Say only how many lines contain the word "Francisco".

Part of a data file:

----------

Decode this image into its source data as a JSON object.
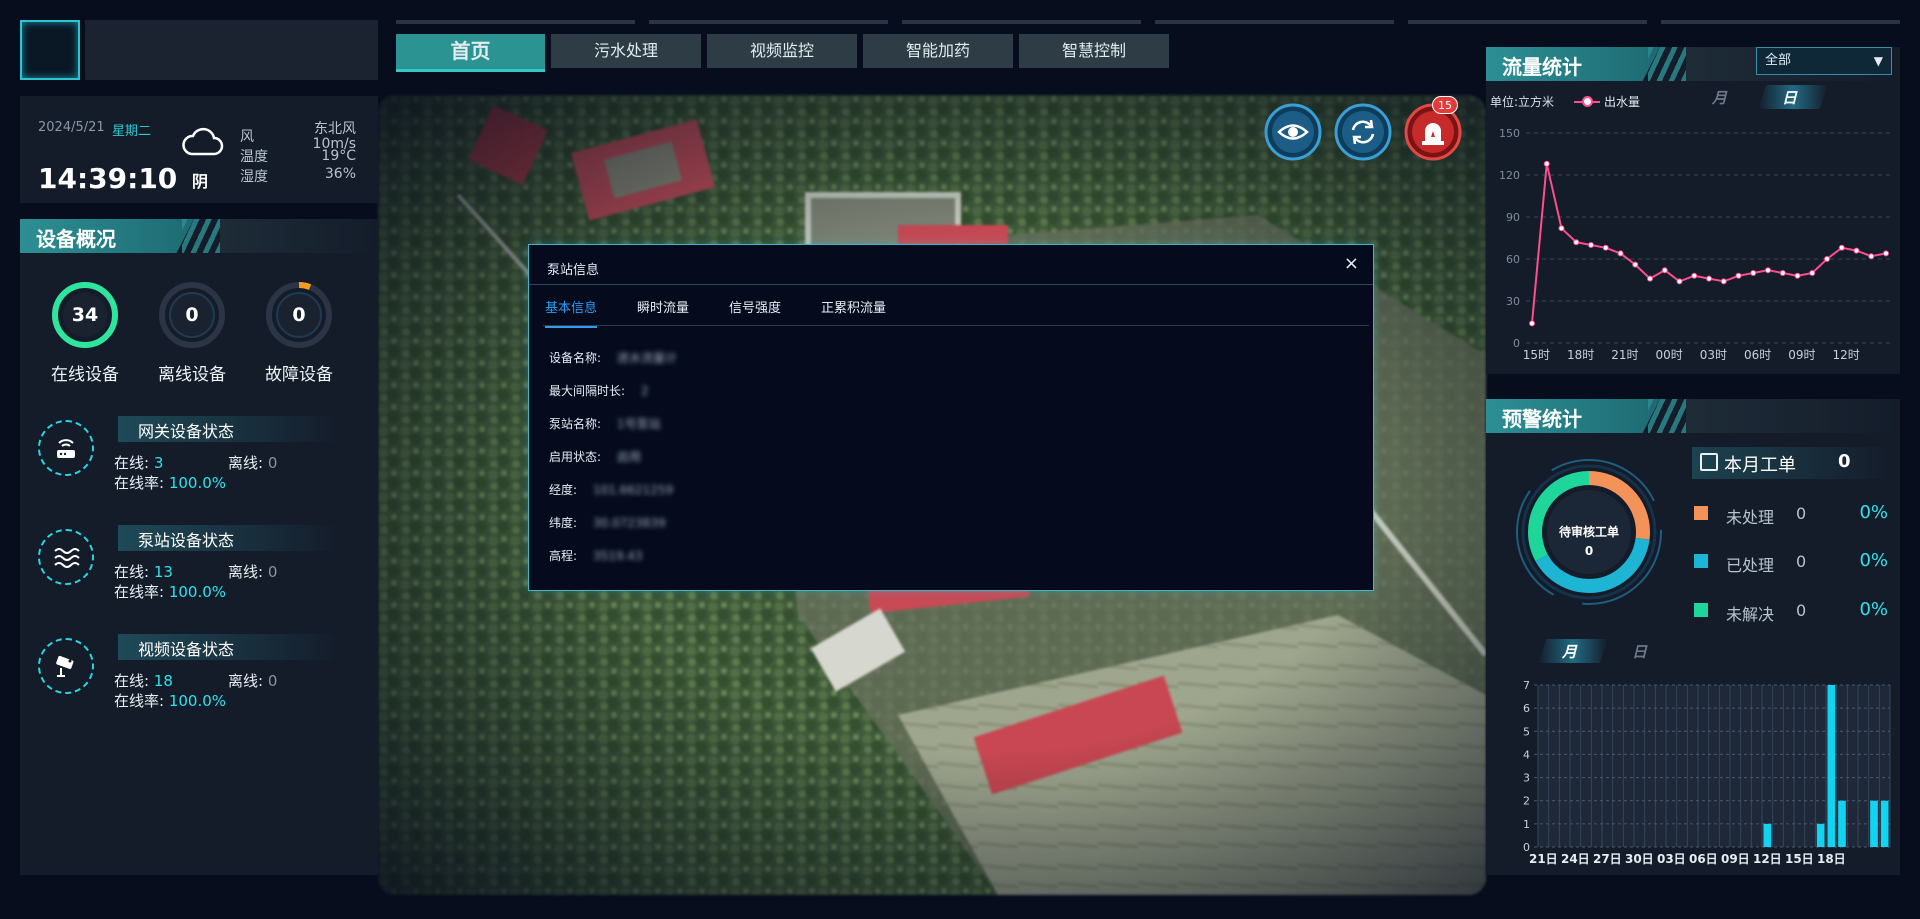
{
  "nav": {
    "tabs": [
      {
        "label": "首页",
        "active": true
      },
      {
        "label": "污水处理"
      },
      {
        "label": "视频监控"
      },
      {
        "label": "智能加药"
      },
      {
        "label": "智慧控制"
      }
    ]
  },
  "weather": {
    "date": "2024/5/21",
    "weekday": "星期二",
    "time": "14:39:10",
    "condition": "阴",
    "wind_label": "风",
    "wind_dir": "东北风",
    "wind_speed": "10m/s",
    "temp_label": "温度",
    "temp_value": "19°C",
    "humidity_label": "湿度",
    "humidity_value": "36%",
    "icon": "cloud-icon"
  },
  "overview": {
    "title": "设备概况",
    "gauges": [
      {
        "label": "在线设备",
        "value": "34",
        "fraction": 1.0,
        "color": "#2ee59d"
      },
      {
        "label": "离线设备",
        "value": "0",
        "fraction": 0.0,
        "color": "#2f9ef5"
      },
      {
        "label": "故障设备",
        "value": "0",
        "fraction": 0.06,
        "color": "#f59a23"
      }
    ],
    "stats": [
      {
        "title": "网关设备状态",
        "icon": "router-icon",
        "online_label": "在线:",
        "online": "3",
        "offline_label": "离线:",
        "offline": "0",
        "rate_label": "在线率:",
        "rate": "100.0%"
      },
      {
        "title": "泵站设备状态",
        "icon": "water-wave-icon",
        "online_label": "在线:",
        "online": "13",
        "offline_label": "离线:",
        "offline": "0",
        "rate_label": "在线率:",
        "rate": "100.0%"
      },
      {
        "title": "视频设备状态",
        "icon": "camera-icon",
        "online_label": "在线:",
        "online": "18",
        "offline_label": "离线:",
        "offline": "0",
        "rate_label": "在线率:",
        "rate": "100.0%"
      }
    ]
  },
  "map_buttons": {
    "badge_count": "15",
    "icons": [
      "eye-icon",
      "refresh-icon",
      "alarm-icon"
    ]
  },
  "modal": {
    "title": "泵站信息",
    "close": "×",
    "tabs": [
      "基本信息",
      "瞬时流量",
      "信号强度",
      "正累积流量"
    ],
    "rows": [
      {
        "label": "设备名称:",
        "value": "进水流量计"
      },
      {
        "label": "最大间隔时长:",
        "value": "2"
      },
      {
        "label": "泵站名称:",
        "value": "1号泵站"
      },
      {
        "label": "启用状态:",
        "value": "启用"
      },
      {
        "label": "经度:",
        "value": "101.6621259"
      },
      {
        "label": "纬度:",
        "value": "30.0723839"
      },
      {
        "label": "高程:",
        "value": "3519.43"
      }
    ]
  },
  "flow": {
    "title": "流量统计",
    "select_value": "全部",
    "unit": "单位:立方米",
    "legend": "出水量",
    "toggle_month": "月",
    "toggle_day": "日",
    "active_toggle": "day"
  },
  "warning": {
    "title": "预警统计",
    "work_order_label": "本月工单",
    "work_order_count": "0",
    "donut_label": "待审核工单",
    "donut_value": "0",
    "legend": [
      {
        "name": "未处理",
        "count": "0",
        "pct": "0%",
        "color": "#f3935a"
      },
      {
        "name": "已处理",
        "count": "0",
        "pct": "0%",
        "color": "#1eb4d4"
      },
      {
        "name": "未解决",
        "count": "0",
        "pct": "0%",
        "color": "#1fd69a"
      }
    ],
    "toggle_month": "月",
    "toggle_day": "日",
    "active_toggle": "month"
  },
  "chart_data": [
    {
      "type": "line",
      "title": "",
      "xlabel": "",
      "ylabel": "单位:立方米",
      "ylim": [
        0,
        150
      ],
      "yticks": [
        0,
        30,
        60,
        90,
        120,
        150
      ],
      "x_tick_labels": [
        "15时",
        "18时",
        "21时",
        "00时",
        "03时",
        "06时",
        "09时",
        "12时"
      ],
      "grid": true,
      "series": [
        {
          "name": "出水量",
          "color": "#ff4d8d",
          "values": [
            14,
            128,
            82,
            72,
            70,
            68,
            64,
            56,
            46,
            52,
            44,
            48,
            46,
            44,
            48,
            50,
            52,
            50,
            48,
            50,
            60,
            68,
            66,
            62,
            64
          ]
        }
      ]
    },
    {
      "type": "bar",
      "title": "",
      "xlabel": "",
      "ylabel": "",
      "ylim": [
        0,
        7
      ],
      "yticks": [
        0,
        1,
        2,
        3,
        4,
        5,
        6,
        7
      ],
      "x_tick_labels": [
        "21日",
        "24日",
        "27日",
        "30日",
        "03日",
        "06日",
        "09日",
        "12日",
        "15日",
        "18日"
      ],
      "grid": true,
      "series": [
        {
          "name": "",
          "color": "#12d4f0",
          "values": [
            0,
            0,
            0,
            0,
            0,
            0,
            0,
            0,
            0,
            0,
            0,
            0,
            0,
            0,
            0,
            0,
            0,
            0,
            0,
            0,
            0,
            1,
            0,
            0,
            0,
            0,
            1,
            7,
            2,
            0,
            0,
            2,
            2
          ]
        }
      ]
    }
  ]
}
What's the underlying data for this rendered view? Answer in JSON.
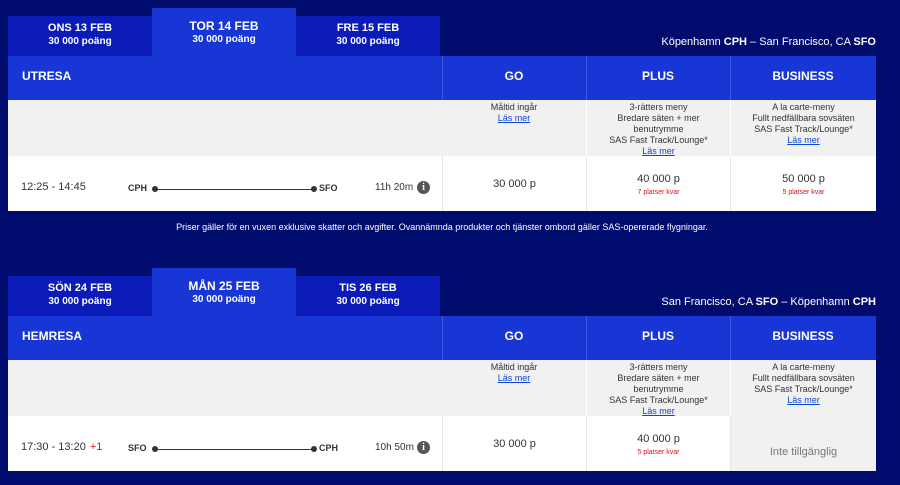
{
  "outbound": {
    "tabs": [
      {
        "date": "ONS 13 FEB",
        "points": "30 000 poäng"
      },
      {
        "date": "TOR 14 FEB",
        "points": "30 000 poäng"
      },
      {
        "date": "FRE 15 FEB",
        "points": "30 000 poäng"
      }
    ],
    "route": {
      "from_city": "Köpenhamn",
      "from_code": "CPH",
      "sep": " – ",
      "to_city": "San Francisco, CA",
      "to_code": "SFO"
    },
    "direction": "UTRESA",
    "columns": {
      "go": "GO",
      "plus": "PLUS",
      "business": "BUSINESS"
    },
    "descriptions": {
      "go": {
        "lines": [
          "Måltid ingår"
        ],
        "link": "Läs mer"
      },
      "plus": {
        "lines": [
          "3-rätters meny",
          "Bredare säten + mer",
          "benutrymme",
          "SAS Fast Track/Lounge*"
        ],
        "link": "Läs mer"
      },
      "business": {
        "lines": [
          "A la carte-meny",
          "Fullt nedfällbara sovsäten",
          "SAS Fast Track/Lounge*"
        ],
        "link": "Läs mer"
      }
    },
    "flight": {
      "time": "12:25 - 14:45",
      "plus_day": "",
      "from": "CPH",
      "to": "SFO",
      "duration": "11h 20m",
      "go_price": "30 000 p",
      "plus_price": "40 000 p",
      "plus_seats": "7 platser kvar",
      "business_price": "50 000 p",
      "business_seats": "5 platser kvar"
    }
  },
  "note": "Priser gäller för en vuxen exklusive skatter och avgifter. Ovannämnda produkter och tjänster ombord gäller SAS-opererade flygningar.",
  "inbound": {
    "tabs": [
      {
        "date": "SÖN 24 FEB",
        "points": "30 000 poäng"
      },
      {
        "date": "MÅN 25 FEB",
        "points": "30 000 poäng"
      },
      {
        "date": "TIS 26 FEB",
        "points": "30 000 poäng"
      }
    ],
    "route": {
      "from_city": "San Francisco, CA",
      "from_code": "SFO",
      "sep": " – ",
      "to_city": "Köpenhamn",
      "to_code": "CPH"
    },
    "direction": "HEMRESA",
    "columns": {
      "go": "GO",
      "plus": "PLUS",
      "business": "BUSINESS"
    },
    "descriptions": {
      "go": {
        "lines": [
          "Måltid ingår"
        ],
        "link": "Läs mer"
      },
      "plus": {
        "lines": [
          "3-rätters meny",
          "Bredare säten + mer",
          "benutrymme",
          "SAS Fast Track/Lounge*"
        ],
        "link": "Läs mer"
      },
      "business": {
        "lines": [
          "A la carte-meny",
          "Fullt nedfällbara sovsäten",
          "SAS Fast Track/Lounge*"
        ],
        "link": "Läs mer"
      }
    },
    "flight": {
      "time": "17:30 - 13:20",
      "plus_day": "+1",
      "from": "SFO",
      "to": "CPH",
      "duration": "10h 50m",
      "go_price": "30 000 p",
      "plus_price": "40 000 p",
      "plus_seats": "5 platser kvar",
      "business_unavailable": "Inte tillgänglig"
    }
  },
  "icons": {
    "info": "info-icon"
  },
  "colors": {
    "background": "#000b6e",
    "header": "#1836d6",
    "tab": "#0a1bb8",
    "link": "#0b46d8",
    "alert": "#e0101c"
  }
}
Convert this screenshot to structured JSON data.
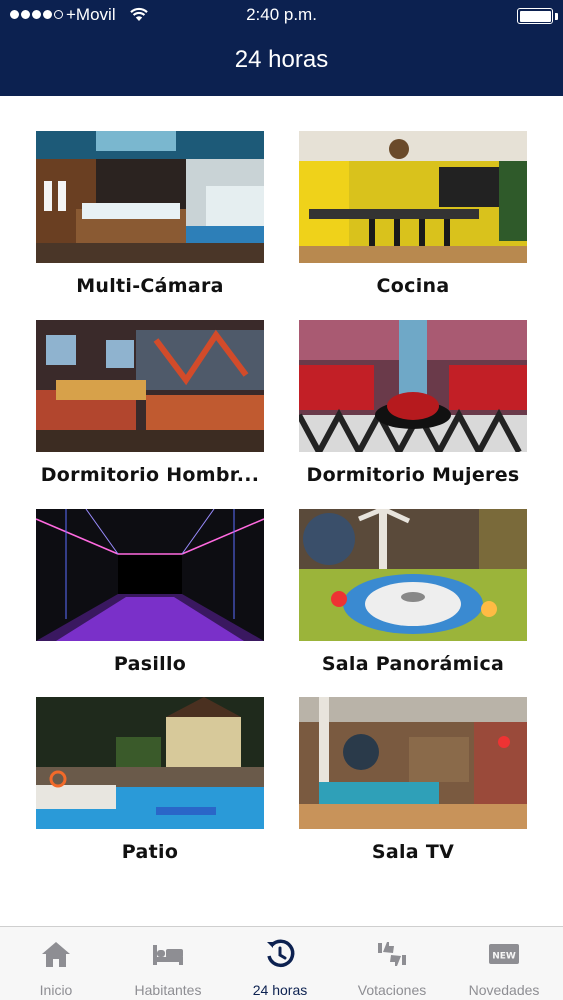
{
  "status_bar": {
    "carrier": "+Movil",
    "time": "2:40 p.m."
  },
  "header": {
    "title": "24 horas"
  },
  "rooms": [
    {
      "label": "Multi-Cámara"
    },
    {
      "label": "Cocina"
    },
    {
      "label": "Dormitorio Hombr..."
    },
    {
      "label": "Dormitorio Mujeres"
    },
    {
      "label": "Pasillo"
    },
    {
      "label": "Sala Panorámica"
    },
    {
      "label": "Patio"
    },
    {
      "label": "Sala TV"
    }
  ],
  "tabbar": {
    "items": [
      {
        "label": "Inicio",
        "icon": "home-icon"
      },
      {
        "label": "Habitantes",
        "icon": "bed-icon"
      },
      {
        "label": "24 horas",
        "icon": "clock-refresh-icon",
        "active": true
      },
      {
        "label": "Votaciones",
        "icon": "thumbs-icon"
      },
      {
        "label": "Novedades",
        "icon": "new-badge-icon"
      }
    ]
  },
  "colors": {
    "header_bg": "#0c2150",
    "tab_inactive": "#8e8e93",
    "tab_active": "#0c2150"
  }
}
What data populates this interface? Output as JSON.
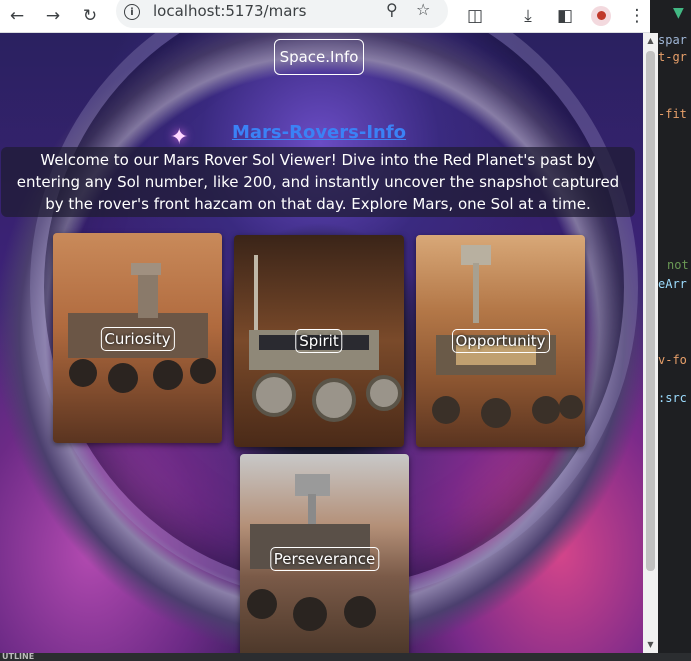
{
  "browser": {
    "url": "localhost:5173/mars",
    "icons": {
      "back": "arrow-left-icon",
      "forward": "arrow-right-icon",
      "reload": "reload-icon",
      "site_info": "info-icon",
      "zoom": "zoom-icon",
      "bookmark": "star-icon",
      "extensions": "puzzle-icon",
      "download": "download-icon",
      "sidepanel": "side-panel-icon",
      "menu": "kebab-menu-icon"
    }
  },
  "header": {
    "brand": "Space.Info"
  },
  "main": {
    "title": "Mars-Rovers-Info",
    "intro": "Welcome to our Mars Rover Sol Viewer! Dive into the Red Planet's past by entering any Sol number, like 200, and instantly uncover the snapshot captured by the rover's front hazcam on that day. Explore Mars, one Sol at a time.",
    "rovers": [
      {
        "name": "Curiosity"
      },
      {
        "name": "Spirit"
      },
      {
        "name": "Opportunity"
      },
      {
        "name": "Perseverance"
      }
    ]
  },
  "editor": {
    "lines": [
      "spar",
      "t-gr",
      "-fit",
      "not",
      "eArr",
      "v-fo",
      ":src"
    ]
  },
  "status": {
    "outline_label": "UTLINE"
  },
  "colors": {
    "title_link": "#3b82f6",
    "scrollbar_track": "#f1f1f1",
    "editor_bg": "#1e1f22",
    "vue_green": "#42b883"
  }
}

----------

**Written answer**
2